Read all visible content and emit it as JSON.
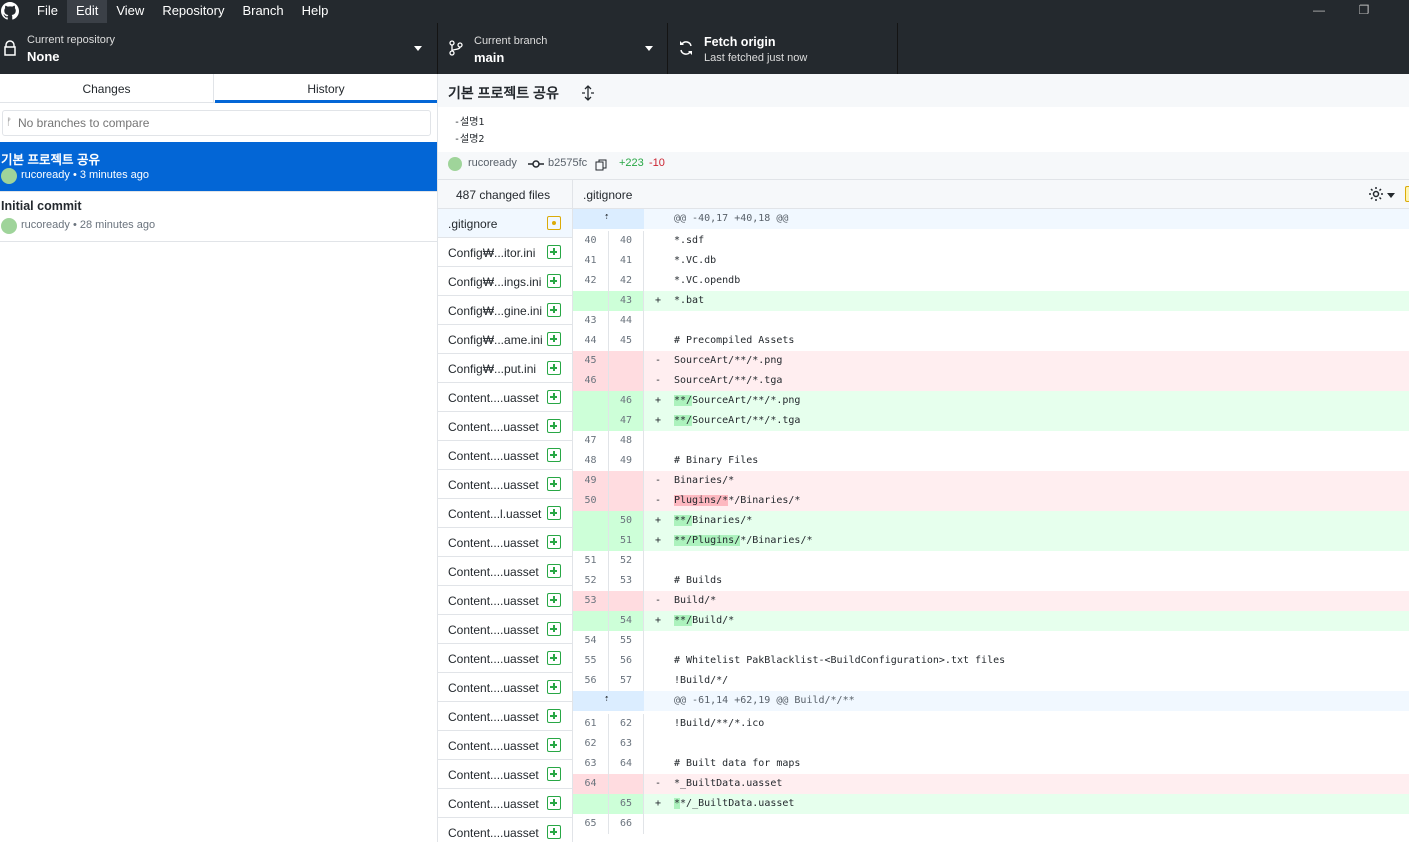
{
  "titlebar": {
    "menu": [
      "File",
      "Edit",
      "View",
      "Repository",
      "Branch",
      "Help"
    ],
    "active_menu": "Edit",
    "icons": [
      "github-logo-icon",
      "minimize-icon",
      "restore-icon"
    ]
  },
  "toolbar": {
    "repo_label": "Current repository",
    "repo_value": "None",
    "branch_label": "Current branch",
    "branch_value": "main",
    "fetch_label": "Fetch origin",
    "fetch_status": "Last fetched just now"
  },
  "sidebar": {
    "tabs": [
      "Changes",
      "History"
    ],
    "active_tab": "History",
    "compare_placeholder": "No branches to compare",
    "commits": [
      {
        "title": "기본 프로젝트 공유",
        "meta": "rucoready • 3 minutes ago",
        "selected": true
      },
      {
        "title": "Initial commit",
        "meta": "rucoready • 28 minutes ago",
        "selected": false
      }
    ]
  },
  "commit": {
    "summary": "기본 프로젝트 공유",
    "description": [
      "-설명1",
      "-설명2"
    ],
    "author": "rucoready",
    "sha": "b2575fc",
    "additions": "+223",
    "deletions": "-10"
  },
  "files": {
    "count_label": "487 changed files",
    "items": [
      {
        "name": ".gitignore",
        "status": "modified"
      },
      {
        "name": "Config₩...itor.ini",
        "status": "added"
      },
      {
        "name": "Config₩...ings.ini",
        "status": "added"
      },
      {
        "name": "Config₩...gine.ini",
        "status": "added"
      },
      {
        "name": "Config₩...ame.ini",
        "status": "added"
      },
      {
        "name": "Config₩...put.ini",
        "status": "added"
      },
      {
        "name": "Content....uasset",
        "status": "added"
      },
      {
        "name": "Content....uasset",
        "status": "added"
      },
      {
        "name": "Content....uasset",
        "status": "added"
      },
      {
        "name": "Content....uasset",
        "status": "added"
      },
      {
        "name": "Content...l.uasset",
        "status": "added"
      },
      {
        "name": "Content....uasset",
        "status": "added"
      },
      {
        "name": "Content....uasset",
        "status": "added"
      },
      {
        "name": "Content....uasset",
        "status": "added"
      },
      {
        "name": "Content....uasset",
        "status": "added"
      },
      {
        "name": "Content....uasset",
        "status": "added"
      },
      {
        "name": "Content....uasset",
        "status": "added"
      },
      {
        "name": "Content....uasset",
        "status": "added"
      },
      {
        "name": "Content....uasset",
        "status": "added"
      },
      {
        "name": "Content....uasset",
        "status": "added"
      },
      {
        "name": "Content....uasset",
        "status": "added"
      },
      {
        "name": "Content....uasset",
        "status": "added"
      }
    ]
  },
  "diff": {
    "file": ".gitignore",
    "lines": [
      {
        "t": "hunk",
        "text": "@@ -40,17 +40,18 @@"
      },
      {
        "t": "ctx",
        "o": "40",
        "n": "40",
        "text": "*.sdf"
      },
      {
        "t": "ctx",
        "o": "41",
        "n": "41",
        "text": "*.VC.db"
      },
      {
        "t": "ctx",
        "o": "42",
        "n": "42",
        "text": "*.VC.opendb"
      },
      {
        "t": "add",
        "o": "",
        "n": "43",
        "text": "*.bat"
      },
      {
        "t": "ctx",
        "o": "43",
        "n": "44",
        "text": ""
      },
      {
        "t": "ctx",
        "o": "44",
        "n": "45",
        "text": "# Precompiled Assets"
      },
      {
        "t": "del",
        "o": "45",
        "n": "",
        "text": "SourceArt/**/*.png"
      },
      {
        "t": "del",
        "o": "46",
        "n": "",
        "text": "SourceArt/**/*.tga"
      },
      {
        "t": "add",
        "o": "",
        "n": "46",
        "hl": "**/",
        "text": "SourceArt/**/*.png"
      },
      {
        "t": "add",
        "o": "",
        "n": "47",
        "hl": "**/",
        "text": "SourceArt/**/*.tga"
      },
      {
        "t": "ctx",
        "o": "47",
        "n": "48",
        "text": ""
      },
      {
        "t": "ctx",
        "o": "48",
        "n": "49",
        "text": "# Binary Files"
      },
      {
        "t": "del",
        "o": "49",
        "n": "",
        "text": "Binaries/*"
      },
      {
        "t": "del",
        "o": "50",
        "n": "",
        "hl": "Plugins/*",
        "text": "*/Binaries/*"
      },
      {
        "t": "add",
        "o": "",
        "n": "50",
        "hl": "**/",
        "text": "Binaries/*"
      },
      {
        "t": "add",
        "o": "",
        "n": "51",
        "hl": "**/Plugins/",
        "text": "*/Binaries/*"
      },
      {
        "t": "ctx",
        "o": "51",
        "n": "52",
        "text": ""
      },
      {
        "t": "ctx",
        "o": "52",
        "n": "53",
        "text": "# Builds"
      },
      {
        "t": "del",
        "o": "53",
        "n": "",
        "text": "Build/*"
      },
      {
        "t": "add",
        "o": "",
        "n": "54",
        "hl": "**/",
        "text": "Build/*"
      },
      {
        "t": "ctx",
        "o": "54",
        "n": "55",
        "text": ""
      },
      {
        "t": "ctx",
        "o": "55",
        "n": "56",
        "text": "# Whitelist PakBlacklist-<BuildConfiguration>.txt files"
      },
      {
        "t": "ctx",
        "o": "56",
        "n": "57",
        "text": "!Build/*/"
      },
      {
        "t": "hunk",
        "text": "@@ -61,14 +62,19 @@ Build/*/**"
      },
      {
        "t": "ctx",
        "o": "61",
        "n": "62",
        "text": "!Build/**/*.ico"
      },
      {
        "t": "ctx",
        "o": "62",
        "n": "63",
        "text": ""
      },
      {
        "t": "ctx",
        "o": "63",
        "n": "64",
        "text": "# Built data for maps"
      },
      {
        "t": "del",
        "o": "64",
        "n": "",
        "text": "*_BuiltData.uasset"
      },
      {
        "t": "add",
        "o": "",
        "n": "65",
        "hl": "*",
        "text": "*/_BuiltData.uasset"
      },
      {
        "t": "ctx",
        "o": "65",
        "n": "66",
        "text": ""
      }
    ]
  }
}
--*--
Exercise task
Each line in the records above should be reproduced exactly; images are not copied.

Final result
Read all visible content and emit it as JSON.
{
  "titlebar": {
    "menu": [
      "File",
      "Edit",
      "View",
      "Repository",
      "Branch",
      "Help"
    ],
    "active_menu": "Edit",
    "icons": [
      "github-logo-icon",
      "minimize-icon",
      "restore-icon"
    ]
  },
  "toolbar": {
    "repo_label": "Current repository",
    "repo_value": "None",
    "branch_label": "Current branch",
    "branch_value": "main",
    "fetch_label": "Fetch origin",
    "fetch_status": "Last fetched just now"
  },
  "sidebar": {
    "tabs": [
      "Changes",
      "History"
    ],
    "active_tab": "History",
    "compare_placeholder": "No branches to compare",
    "commits": [
      {
        "title": "기본 프로젝트 공유",
        "meta": "rucoready • 3 minutes ago",
        "selected": true
      },
      {
        "title": "Initial commit",
        "meta": "rucoready • 28 minutes ago",
        "selected": false
      }
    ]
  },
  "commit": {
    "summary": "기본 프로젝트 공유",
    "description": [
      "-설명1",
      "-설명2"
    ],
    "author": "rucoready",
    "sha": "b2575fc",
    "additions": "+223",
    "deletions": "-10"
  },
  "files": {
    "count_label": "487 changed files",
    "items": [
      {
        "name": ".gitignore",
        "status": "modified"
      },
      {
        "name": "Config₩...itor.ini",
        "status": "added"
      },
      {
        "name": "Config₩...ings.ini",
        "status": "added"
      },
      {
        "name": "Config₩...gine.ini",
        "status": "added"
      },
      {
        "name": "Config₩...ame.ini",
        "status": "added"
      },
      {
        "name": "Config₩...put.ini",
        "status": "added"
      },
      {
        "name": "Content....uasset",
        "status": "added"
      },
      {
        "name": "Content....uasset",
        "status": "added"
      },
      {
        "name": "Content....uasset",
        "status": "added"
      },
      {
        "name": "Content....uasset",
        "status": "added"
      },
      {
        "name": "Content...l.uasset",
        "status": "added"
      },
      {
        "name": "Content....uasset",
        "status": "added"
      },
      {
        "name": "Content....uasset",
        "status": "added"
      },
      {
        "name": "Content....uasset",
        "status": "added"
      },
      {
        "name": "Content....uasset",
        "status": "added"
      },
      {
        "name": "Content....uasset",
        "status": "added"
      },
      {
        "name": "Content....uasset",
        "status": "added"
      },
      {
        "name": "Content....uasset",
        "status": "added"
      },
      {
        "name": "Content....uasset",
        "status": "added"
      },
      {
        "name": "Content....uasset",
        "status": "added"
      },
      {
        "name": "Content....uasset",
        "status": "added"
      },
      {
        "name": "Content....uasset",
        "status": "added"
      }
    ]
  },
  "diff": {
    "file": ".gitignore",
    "lines": [
      {
        "t": "hunk",
        "text": "@@ -40,17 +40,18 @@"
      },
      {
        "t": "ctx",
        "o": "40",
        "n": "40",
        "text": "*.sdf"
      },
      {
        "t": "ctx",
        "o": "41",
        "n": "41",
        "text": "*.VC.db"
      },
      {
        "t": "ctx",
        "o": "42",
        "n": "42",
        "text": "*.VC.opendb"
      },
      {
        "t": "add",
        "o": "",
        "n": "43",
        "text": "*.bat"
      },
      {
        "t": "ctx",
        "o": "43",
        "n": "44",
        "text": ""
      },
      {
        "t": "ctx",
        "o": "44",
        "n": "45",
        "text": "# Precompiled Assets"
      },
      {
        "t": "del",
        "o": "45",
        "n": "",
        "text": "SourceArt/**/*.png"
      },
      {
        "t": "del",
        "o": "46",
        "n": "",
        "text": "SourceArt/**/*.tga"
      },
      {
        "t": "add",
        "o": "",
        "n": "46",
        "hl": "**/",
        "text": "SourceArt/**/*.png"
      },
      {
        "t": "add",
        "o": "",
        "n": "47",
        "hl": "**/",
        "text": "SourceArt/**/*.tga"
      },
      {
        "t": "ctx",
        "o": "47",
        "n": "48",
        "text": ""
      },
      {
        "t": "ctx",
        "o": "48",
        "n": "49",
        "text": "# Binary Files"
      },
      {
        "t": "del",
        "o": "49",
        "n": "",
        "text": "Binaries/*"
      },
      {
        "t": "del",
        "o": "50",
        "n": "",
        "hl": "Plugins/*",
        "text": "*/Binaries/*"
      },
      {
        "t": "add",
        "o": "",
        "n": "50",
        "hl": "**/",
        "text": "Binaries/*"
      },
      {
        "t": "add",
        "o": "",
        "n": "51",
        "hl": "**/Plugins/",
        "text": "*/Binaries/*"
      },
      {
        "t": "ctx",
        "o": "51",
        "n": "52",
        "text": ""
      },
      {
        "t": "ctx",
        "o": "52",
        "n": "53",
        "text": "# Builds"
      },
      {
        "t": "del",
        "o": "53",
        "n": "",
        "text": "Build/*"
      },
      {
        "t": "add",
        "o": "",
        "n": "54",
        "hl": "**/",
        "text": "Build/*"
      },
      {
        "t": "ctx",
        "o": "54",
        "n": "55",
        "text": ""
      },
      {
        "t": "ctx",
        "o": "55",
        "n": "56",
        "text": "# Whitelist PakBlacklist-<BuildConfiguration>.txt files"
      },
      {
        "t": "ctx",
        "o": "56",
        "n": "57",
        "text": "!Build/*/"
      },
      {
        "t": "hunk",
        "text": "@@ -61,14 +62,19 @@ Build/*/**"
      },
      {
        "t": "ctx",
        "o": "61",
        "n": "62",
        "text": "!Build/**/*.ico"
      },
      {
        "t": "ctx",
        "o": "62",
        "n": "63",
        "text": ""
      },
      {
        "t": "ctx",
        "o": "63",
        "n": "64",
        "text": "# Built data for maps"
      },
      {
        "t": "del",
        "o": "64",
        "n": "",
        "text": "*_BuiltData.uasset"
      },
      {
        "t": "add",
        "o": "",
        "n": "65",
        "hl": "*",
        "text": "*/_BuiltData.uasset"
      },
      {
        "t": "ctx",
        "o": "65",
        "n": "66",
        "text": ""
      }
    ]
  }
}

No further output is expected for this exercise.